__Directive__: Update the records from the start through the line containing "scan-mark bbox=[88, 14, 89, 20]" by replacing "Уфина" with "Уфино" and leaving everything else as it is. Return only those lines.

____

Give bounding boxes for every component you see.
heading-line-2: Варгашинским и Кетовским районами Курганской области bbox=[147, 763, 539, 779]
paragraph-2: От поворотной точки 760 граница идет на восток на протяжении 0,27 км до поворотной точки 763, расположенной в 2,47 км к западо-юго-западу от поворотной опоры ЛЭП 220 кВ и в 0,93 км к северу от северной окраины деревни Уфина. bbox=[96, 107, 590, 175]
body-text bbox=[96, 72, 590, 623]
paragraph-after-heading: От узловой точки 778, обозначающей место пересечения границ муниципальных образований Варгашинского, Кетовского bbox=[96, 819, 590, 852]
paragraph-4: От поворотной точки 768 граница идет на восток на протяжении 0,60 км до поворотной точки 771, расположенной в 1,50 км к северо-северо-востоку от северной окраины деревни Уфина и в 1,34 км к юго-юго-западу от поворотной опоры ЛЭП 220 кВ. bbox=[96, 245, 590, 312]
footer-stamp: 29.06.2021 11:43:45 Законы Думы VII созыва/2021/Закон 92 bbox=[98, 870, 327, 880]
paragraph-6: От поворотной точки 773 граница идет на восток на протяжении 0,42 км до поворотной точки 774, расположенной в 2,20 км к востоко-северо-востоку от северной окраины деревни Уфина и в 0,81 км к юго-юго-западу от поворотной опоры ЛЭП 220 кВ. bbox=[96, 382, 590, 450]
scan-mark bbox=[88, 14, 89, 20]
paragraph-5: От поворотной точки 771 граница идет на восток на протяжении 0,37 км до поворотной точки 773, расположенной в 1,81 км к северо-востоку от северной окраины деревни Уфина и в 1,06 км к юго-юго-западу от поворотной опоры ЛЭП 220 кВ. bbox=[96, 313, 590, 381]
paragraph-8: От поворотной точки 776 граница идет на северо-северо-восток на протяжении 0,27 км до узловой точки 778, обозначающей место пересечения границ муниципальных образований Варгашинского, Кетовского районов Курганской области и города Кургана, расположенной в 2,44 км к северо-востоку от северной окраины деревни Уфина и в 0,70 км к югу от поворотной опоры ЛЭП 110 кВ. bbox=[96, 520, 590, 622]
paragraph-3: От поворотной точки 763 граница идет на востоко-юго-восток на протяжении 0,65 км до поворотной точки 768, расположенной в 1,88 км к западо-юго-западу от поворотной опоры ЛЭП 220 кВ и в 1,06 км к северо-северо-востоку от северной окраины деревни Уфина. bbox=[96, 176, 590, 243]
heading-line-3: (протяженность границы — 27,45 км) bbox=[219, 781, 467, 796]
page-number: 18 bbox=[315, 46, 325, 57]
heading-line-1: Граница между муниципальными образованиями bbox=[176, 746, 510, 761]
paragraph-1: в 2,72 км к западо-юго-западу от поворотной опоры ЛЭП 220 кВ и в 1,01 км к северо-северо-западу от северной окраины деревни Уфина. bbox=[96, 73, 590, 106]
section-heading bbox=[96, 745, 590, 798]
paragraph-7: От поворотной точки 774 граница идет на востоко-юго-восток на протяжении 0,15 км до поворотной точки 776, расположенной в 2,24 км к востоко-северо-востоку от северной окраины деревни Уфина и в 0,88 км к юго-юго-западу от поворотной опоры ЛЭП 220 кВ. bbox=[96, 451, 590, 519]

____

__Exercise output__:
Give bounding boxes for every component you see.
heading-line-2: Варгашинским и Кетовским районами Курганской области bbox=[147, 763, 539, 779]
paragraph-2: От поворотной точки 760 граница идет на восток на протяжении 0,27 км до поворотной точки 763, расположенной в 2,47 км к западо-юго-западу от поворотной опоры ЛЭП 220 кВ и в 0,93 км к северу от северной окраины деревни Уфино. bbox=[96, 107, 590, 175]
body-text bbox=[96, 72, 590, 623]
paragraph-after-heading: От узловой точки 778, обозначающей место пересечения границ муниципальных образований Варгашинского, Кетовского bbox=[96, 819, 590, 852]
paragraph-4: От поворотной точки 768 граница идет на восток на протяжении 0,60 км до поворотной точки 771, расположенной в 1,50 км к северо-северо-востоку от северной окраины деревни Уфино и в 1,34 км к юго-юго-западу от поворотной опоры ЛЭП 220 кВ. bbox=[96, 245, 590, 312]
footer-stamp: 29.06.2021 11:43:45 Законы Думы VII созыва/2021/Закон 92 bbox=[98, 870, 327, 880]
paragraph-6: От поворотной точки 773 граница идет на восток на протяжении 0,42 км до поворотной точки 774, расположенной в 2,20 км к востоко-северо-востоку от северной окраины деревни Уфино и в 0,81 км к юго-юго-западу от поворотной опоры ЛЭП 220 кВ. bbox=[96, 382, 590, 450]
scan-mark bbox=[88, 14, 89, 20]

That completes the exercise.